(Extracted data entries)
# # # # # # #

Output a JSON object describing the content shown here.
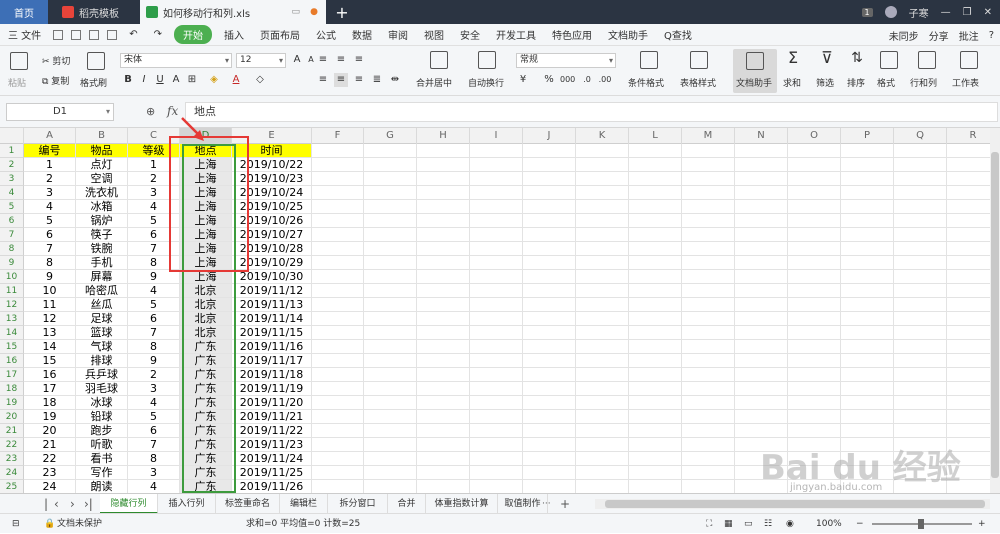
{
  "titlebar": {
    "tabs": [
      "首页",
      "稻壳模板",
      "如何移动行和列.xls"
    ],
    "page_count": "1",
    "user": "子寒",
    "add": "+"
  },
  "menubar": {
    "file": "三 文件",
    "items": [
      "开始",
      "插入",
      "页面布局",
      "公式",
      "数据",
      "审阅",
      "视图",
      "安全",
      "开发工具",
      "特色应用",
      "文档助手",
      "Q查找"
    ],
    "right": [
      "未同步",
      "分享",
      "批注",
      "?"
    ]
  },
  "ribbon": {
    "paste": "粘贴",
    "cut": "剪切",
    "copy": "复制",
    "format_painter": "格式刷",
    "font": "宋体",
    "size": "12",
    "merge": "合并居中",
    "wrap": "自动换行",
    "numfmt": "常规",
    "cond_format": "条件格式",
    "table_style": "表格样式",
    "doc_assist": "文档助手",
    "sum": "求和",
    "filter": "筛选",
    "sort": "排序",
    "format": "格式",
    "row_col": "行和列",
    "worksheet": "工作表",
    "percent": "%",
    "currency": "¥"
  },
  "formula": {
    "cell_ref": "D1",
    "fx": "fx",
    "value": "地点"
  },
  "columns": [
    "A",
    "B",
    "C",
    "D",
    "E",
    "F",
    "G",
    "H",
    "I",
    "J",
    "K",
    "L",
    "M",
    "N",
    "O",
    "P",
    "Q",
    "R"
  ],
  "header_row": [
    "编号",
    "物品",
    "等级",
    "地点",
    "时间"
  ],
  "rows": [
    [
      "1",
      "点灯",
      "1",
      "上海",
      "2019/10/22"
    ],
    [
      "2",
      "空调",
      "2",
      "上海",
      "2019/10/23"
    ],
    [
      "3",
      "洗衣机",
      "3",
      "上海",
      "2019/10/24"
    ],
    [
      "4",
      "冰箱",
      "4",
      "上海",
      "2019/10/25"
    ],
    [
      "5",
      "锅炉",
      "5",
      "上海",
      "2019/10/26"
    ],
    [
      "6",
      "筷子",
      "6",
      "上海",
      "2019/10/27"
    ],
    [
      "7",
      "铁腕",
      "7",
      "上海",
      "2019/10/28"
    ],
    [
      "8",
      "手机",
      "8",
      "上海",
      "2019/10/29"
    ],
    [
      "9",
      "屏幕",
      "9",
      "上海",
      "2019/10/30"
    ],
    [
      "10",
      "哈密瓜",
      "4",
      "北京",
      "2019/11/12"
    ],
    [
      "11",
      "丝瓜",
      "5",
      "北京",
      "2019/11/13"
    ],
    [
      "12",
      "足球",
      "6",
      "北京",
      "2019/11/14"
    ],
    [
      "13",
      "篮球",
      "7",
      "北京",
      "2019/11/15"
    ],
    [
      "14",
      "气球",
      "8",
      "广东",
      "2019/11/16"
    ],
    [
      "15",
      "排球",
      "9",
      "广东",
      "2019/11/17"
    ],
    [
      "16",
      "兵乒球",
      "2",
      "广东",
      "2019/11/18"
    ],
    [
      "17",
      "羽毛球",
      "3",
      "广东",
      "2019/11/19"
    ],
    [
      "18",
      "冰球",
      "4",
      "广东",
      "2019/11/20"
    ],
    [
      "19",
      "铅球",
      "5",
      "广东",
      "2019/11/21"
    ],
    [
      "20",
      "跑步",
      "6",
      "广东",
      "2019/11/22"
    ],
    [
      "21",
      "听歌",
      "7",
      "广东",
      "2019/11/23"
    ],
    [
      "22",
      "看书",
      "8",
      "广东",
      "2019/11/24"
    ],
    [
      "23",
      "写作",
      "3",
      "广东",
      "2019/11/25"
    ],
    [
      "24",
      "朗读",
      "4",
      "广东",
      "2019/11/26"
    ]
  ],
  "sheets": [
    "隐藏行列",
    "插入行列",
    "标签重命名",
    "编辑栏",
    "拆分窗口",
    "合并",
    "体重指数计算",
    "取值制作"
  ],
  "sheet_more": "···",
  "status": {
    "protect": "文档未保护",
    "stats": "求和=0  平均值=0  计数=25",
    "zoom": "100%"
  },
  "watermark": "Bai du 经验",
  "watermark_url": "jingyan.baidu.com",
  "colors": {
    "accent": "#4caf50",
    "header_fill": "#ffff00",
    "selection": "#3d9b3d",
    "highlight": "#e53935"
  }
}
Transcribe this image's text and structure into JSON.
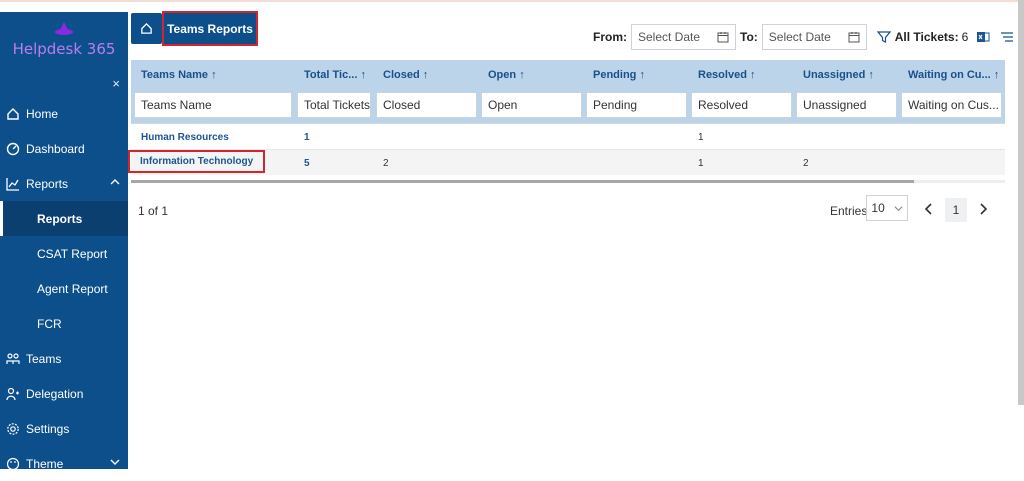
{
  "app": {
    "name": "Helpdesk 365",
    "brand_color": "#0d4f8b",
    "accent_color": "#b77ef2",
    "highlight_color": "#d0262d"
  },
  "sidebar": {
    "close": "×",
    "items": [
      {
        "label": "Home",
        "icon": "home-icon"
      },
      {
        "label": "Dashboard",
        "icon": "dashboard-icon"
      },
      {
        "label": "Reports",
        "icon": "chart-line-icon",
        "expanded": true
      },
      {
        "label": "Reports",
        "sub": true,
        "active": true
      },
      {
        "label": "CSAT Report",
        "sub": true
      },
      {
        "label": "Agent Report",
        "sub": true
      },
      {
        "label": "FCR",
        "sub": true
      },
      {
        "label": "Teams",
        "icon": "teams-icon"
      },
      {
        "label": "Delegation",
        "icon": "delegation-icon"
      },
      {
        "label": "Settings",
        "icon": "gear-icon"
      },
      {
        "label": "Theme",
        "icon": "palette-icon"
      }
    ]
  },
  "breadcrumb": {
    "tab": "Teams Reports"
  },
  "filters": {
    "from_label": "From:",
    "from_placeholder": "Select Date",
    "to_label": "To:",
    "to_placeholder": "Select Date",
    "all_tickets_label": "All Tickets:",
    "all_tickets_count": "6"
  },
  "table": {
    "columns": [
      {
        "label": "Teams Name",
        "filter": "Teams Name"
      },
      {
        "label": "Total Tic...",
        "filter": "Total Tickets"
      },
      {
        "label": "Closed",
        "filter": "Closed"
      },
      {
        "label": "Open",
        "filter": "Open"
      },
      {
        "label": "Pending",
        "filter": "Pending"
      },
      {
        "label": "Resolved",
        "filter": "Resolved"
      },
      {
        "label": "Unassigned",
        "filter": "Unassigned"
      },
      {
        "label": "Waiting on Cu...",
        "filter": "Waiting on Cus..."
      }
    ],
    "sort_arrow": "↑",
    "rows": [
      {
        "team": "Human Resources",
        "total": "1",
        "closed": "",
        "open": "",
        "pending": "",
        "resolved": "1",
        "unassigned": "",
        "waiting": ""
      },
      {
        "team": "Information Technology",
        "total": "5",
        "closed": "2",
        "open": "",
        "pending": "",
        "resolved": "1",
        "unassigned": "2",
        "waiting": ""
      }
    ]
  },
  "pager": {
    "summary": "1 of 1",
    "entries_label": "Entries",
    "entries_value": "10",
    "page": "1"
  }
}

# # # # # # #

(Directions) Your task is to transcribe all of the records precisely, with no images included.

(Task solution)
Output a JSON object describing the content shown here.
{
  "titlebar": {
    "tabs": [
      "首页",
      "稻壳模板",
      "如何移动行和列.xls"
    ],
    "page_count": "1",
    "user": "子寒",
    "add": "+"
  },
  "menubar": {
    "file": "三 文件",
    "items": [
      "开始",
      "插入",
      "页面布局",
      "公式",
      "数据",
      "审阅",
      "视图",
      "安全",
      "开发工具",
      "特色应用",
      "文档助手",
      "Q查找"
    ],
    "right": [
      "未同步",
      "分享",
      "批注",
      "?"
    ]
  },
  "ribbon": {
    "paste": "粘贴",
    "cut": "剪切",
    "copy": "复制",
    "format_painter": "格式刷",
    "font": "宋体",
    "size": "12",
    "merge": "合并居中",
    "wrap": "自动换行",
    "numfmt": "常规",
    "cond_format": "条件格式",
    "table_style": "表格样式",
    "doc_assist": "文档助手",
    "sum": "求和",
    "filter": "筛选",
    "sort": "排序",
    "format": "格式",
    "row_col": "行和列",
    "worksheet": "工作表",
    "percent": "%",
    "currency": "¥"
  },
  "formula": {
    "cell_ref": "D1",
    "fx": "fx",
    "value": "地点"
  },
  "columns": [
    "A",
    "B",
    "C",
    "D",
    "E",
    "F",
    "G",
    "H",
    "I",
    "J",
    "K",
    "L",
    "M",
    "N",
    "O",
    "P",
    "Q",
    "R"
  ],
  "header_row": [
    "编号",
    "物品",
    "等级",
    "地点",
    "时间"
  ],
  "rows": [
    [
      "1",
      "点灯",
      "1",
      "上海",
      "2019/10/22"
    ],
    [
      "2",
      "空调",
      "2",
      "上海",
      "2019/10/23"
    ],
    [
      "3",
      "洗衣机",
      "3",
      "上海",
      "2019/10/24"
    ],
    [
      "4",
      "冰箱",
      "4",
      "上海",
      "2019/10/25"
    ],
    [
      "5",
      "锅炉",
      "5",
      "上海",
      "2019/10/26"
    ],
    [
      "6",
      "筷子",
      "6",
      "上海",
      "2019/10/27"
    ],
    [
      "7",
      "铁腕",
      "7",
      "上海",
      "2019/10/28"
    ],
    [
      "8",
      "手机",
      "8",
      "上海",
      "2019/10/29"
    ],
    [
      "9",
      "屏幕",
      "9",
      "上海",
      "2019/10/30"
    ],
    [
      "10",
      "哈密瓜",
      "4",
      "北京",
      "2019/11/12"
    ],
    [
      "11",
      "丝瓜",
      "5",
      "北京",
      "2019/11/13"
    ],
    [
      "12",
      "足球",
      "6",
      "北京",
      "2019/11/14"
    ],
    [
      "13",
      "篮球",
      "7",
      "北京",
      "2019/11/15"
    ],
    [
      "14",
      "气球",
      "8",
      "广东",
      "2019/11/16"
    ],
    [
      "15",
      "排球",
      "9",
      "广东",
      "2019/11/17"
    ],
    [
      "16",
      "兵乒球",
      "2",
      "广东",
      "2019/11/18"
    ],
    [
      "17",
      "羽毛球",
      "3",
      "广东",
      "2019/11/19"
    ],
    [
      "18",
      "冰球",
      "4",
      "广东",
      "2019/11/20"
    ],
    [
      "19",
      "铅球",
      "5",
      "广东",
      "2019/11/21"
    ],
    [
      "20",
      "跑步",
      "6",
      "广东",
      "2019/11/22"
    ],
    [
      "21",
      "听歌",
      "7",
      "广东",
      "2019/11/23"
    ],
    [
      "22",
      "看书",
      "8",
      "广东",
      "2019/11/24"
    ],
    [
      "23",
      "写作",
      "3",
      "广东",
      "2019/11/25"
    ],
    [
      "24",
      "朗读",
      "4",
      "广东",
      "2019/11/26"
    ]
  ],
  "sheets": [
    "隐藏行列",
    "插入行列",
    "标签重命名",
    "编辑栏",
    "拆分窗口",
    "合并",
    "体重指数计算",
    "取值制作"
  ],
  "sheet_more": "···",
  "status": {
    "protect": "文档未保护",
    "stats": "求和=0  平均值=0  计数=25",
    "zoom": "100%"
  },
  "watermark": "Bai du 经验",
  "watermark_url": "jingyan.baidu.com",
  "colors": {
    "accent": "#4caf50",
    "header_fill": "#ffff00",
    "selection": "#3d9b3d",
    "highlight": "#e53935"
  }
}
Transcribe this image's text and structure into JSON.
{
  "app": {
    "name": "Helpdesk 365",
    "brand_color": "#0d4f8b",
    "accent_color": "#b77ef2",
    "highlight_color": "#d0262d"
  },
  "sidebar": {
    "close": "×",
    "items": [
      {
        "label": "Home",
        "icon": "home-icon"
      },
      {
        "label": "Dashboard",
        "icon": "dashboard-icon"
      },
      {
        "label": "Reports",
        "icon": "chart-line-icon",
        "expanded": true
      },
      {
        "label": "Reports",
        "sub": true,
        "active": true
      },
      {
        "label": "CSAT Report",
        "sub": true
      },
      {
        "label": "Agent Report",
        "sub": true
      },
      {
        "label": "FCR",
        "sub": true
      },
      {
        "label": "Teams",
        "icon": "teams-icon"
      },
      {
        "label": "Delegation",
        "icon": "delegation-icon"
      },
      {
        "label": "Settings",
        "icon": "gear-icon"
      },
      {
        "label": "Theme",
        "icon": "palette-icon"
      }
    ]
  },
  "breadcrumb": {
    "tab": "Teams Reports"
  },
  "filters": {
    "from_label": "From:",
    "from_placeholder": "Select Date",
    "to_label": "To:",
    "to_placeholder": "Select Date",
    "all_tickets_label": "All Tickets:",
    "all_tickets_count": "6"
  },
  "table": {
    "columns": [
      {
        "label": "Teams Name",
        "filter": "Teams Name"
      },
      {
        "label": "Total Tic...",
        "filter": "Total Tickets"
      },
      {
        "label": "Closed",
        "filter": "Closed"
      },
      {
        "label": "Open",
        "filter": "Open"
      },
      {
        "label": "Pending",
        "filter": "Pending"
      },
      {
        "label": "Resolved",
        "filter": "Resolved"
      },
      {
        "label": "Unassigned",
        "filter": "Unassigned"
      },
      {
        "label": "Waiting on Cu...",
        "filter": "Waiting on Cus..."
      }
    ],
    "sort_arrow": "↑",
    "rows": [
      {
        "team": "Human Resources",
        "total": "1",
        "closed": "",
        "open": "",
        "pending": "",
        "resolved": "1",
        "unassigned": "",
        "waiting": ""
      },
      {
        "team": "Information Technology",
        "total": "5",
        "closed": "2",
        "open": "",
        "pending": "",
        "resolved": "1",
        "unassigned": "2",
        "waiting": ""
      }
    ]
  },
  "pager": {
    "summary": "1 of 1",
    "entries_label": "Entries",
    "entries_value": "10",
    "page": "1"
  }
}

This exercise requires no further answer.